Copy out the listing in full, exactly as written, but not its pictures.

━━ Working data

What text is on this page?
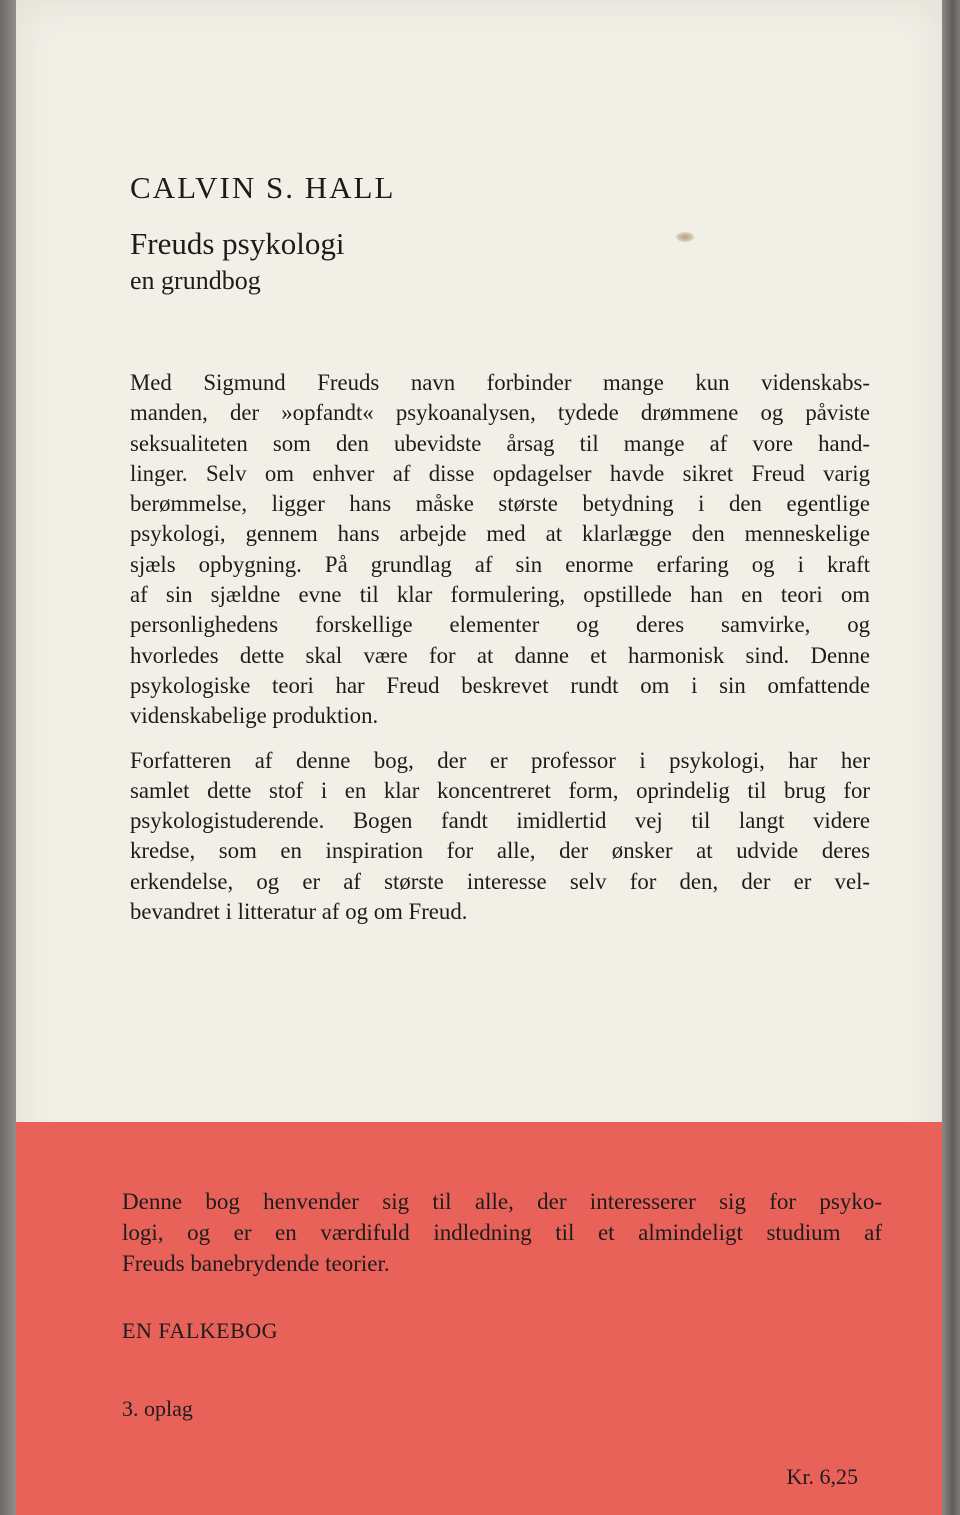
CALVIN S. HALL
Freuds psykologi
en grundbog

Med Sigmund Freuds navn forbinder mange kun videnskabs-
manden, der »opfandt« psykoanalysen, tydede drømmene og påviste
seksualiteten som den ubevidste årsag til mange af vore hand-
linger. Selv om enhver af disse opdagelser havde sikret Freud varig
berømmelse, ligger hans måske største betydning i den egentlige
psykologi, gennem hans arbejde med at klarlægge den menneskelige
sjæls opbygning. På grundlag af sin enorme erfaring og i kraft
af sin sjældne evne til klar formulering, opstillede han en teori om
personlighedens forskellige elementer og deres samvirke, og
hvorledes dette skal være for at danne et harmonisk sind. Denne
psykologiske teori har Freud beskrevet rundt om i sin omfattende
videnskabelige produktion.

Forfatteren af denne bog, der er professor i psykologi, har her
samlet dette stof i en klar koncentreret form, oprindelig til brug for
psykologistuderende. Bogen fandt imidlertid vej til langt videre
kredse, som en inspiration for alle, der ønsker at udvide deres
erkendelse, og er af største interesse selv for den, der er vel-
bevandret i litteratur af og om Freud.

Denne bog henvender sig til alle, der interesserer sig for psyko-
logi, og er en værdifuld indledning til et almindeligt studium af
Freuds banebrydende teorier.

EN FALKEBOG
3. oplag
Kr. 6,25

━━━━

Output for this exercise
What text is on this page?
CALVIN S. HALL
Freuds psykologi
en grundbog

Med Sigmund Freuds navn forbinder mange kun videnskabs-
manden, der »opfandt« psykoanalysen, tydede drømmene og påviste
seksualiteten som den ubevidste årsag til mange af vore hand-
linger. Selv om enhver af disse opdagelser havde sikret Freud varig
berømmelse, ligger hans måske største betydning i den egentlige
psykologi, gennem hans arbejde med at klarlægge den menneskelige
sjæls opbygning. På grundlag af sin enorme erfaring og i kraft
af sin sjældne evne til klar formulering, opstillede han en teori om
personlighedens forskellige elementer og deres samvirke, og
hvorledes dette skal være for at danne et harmonisk sind. Denne
psykologiske teori har Freud beskrevet rundt om i sin omfattende
videnskabelige produktion.

Forfatteren af denne bog, der er professor i psykologi, har her
samlet dette stof i en klar koncentreret form, oprindelig til brug for
psykologistuderende. Bogen fandt imidlertid vej til langt videre
kredse, som en inspiration for alle, der ønsker at udvide deres
erkendelse, og er af største interesse selv for den, der er vel-
bevandret i litteratur af og om Freud.

Denne bog henvender sig til alle, der interesserer sig for psyko-
logi, og er en værdifuld indledning til et almindeligt studium af
Freuds banebrydende teorier.

EN FALKEBOG
3. oplag
Kr. 6,25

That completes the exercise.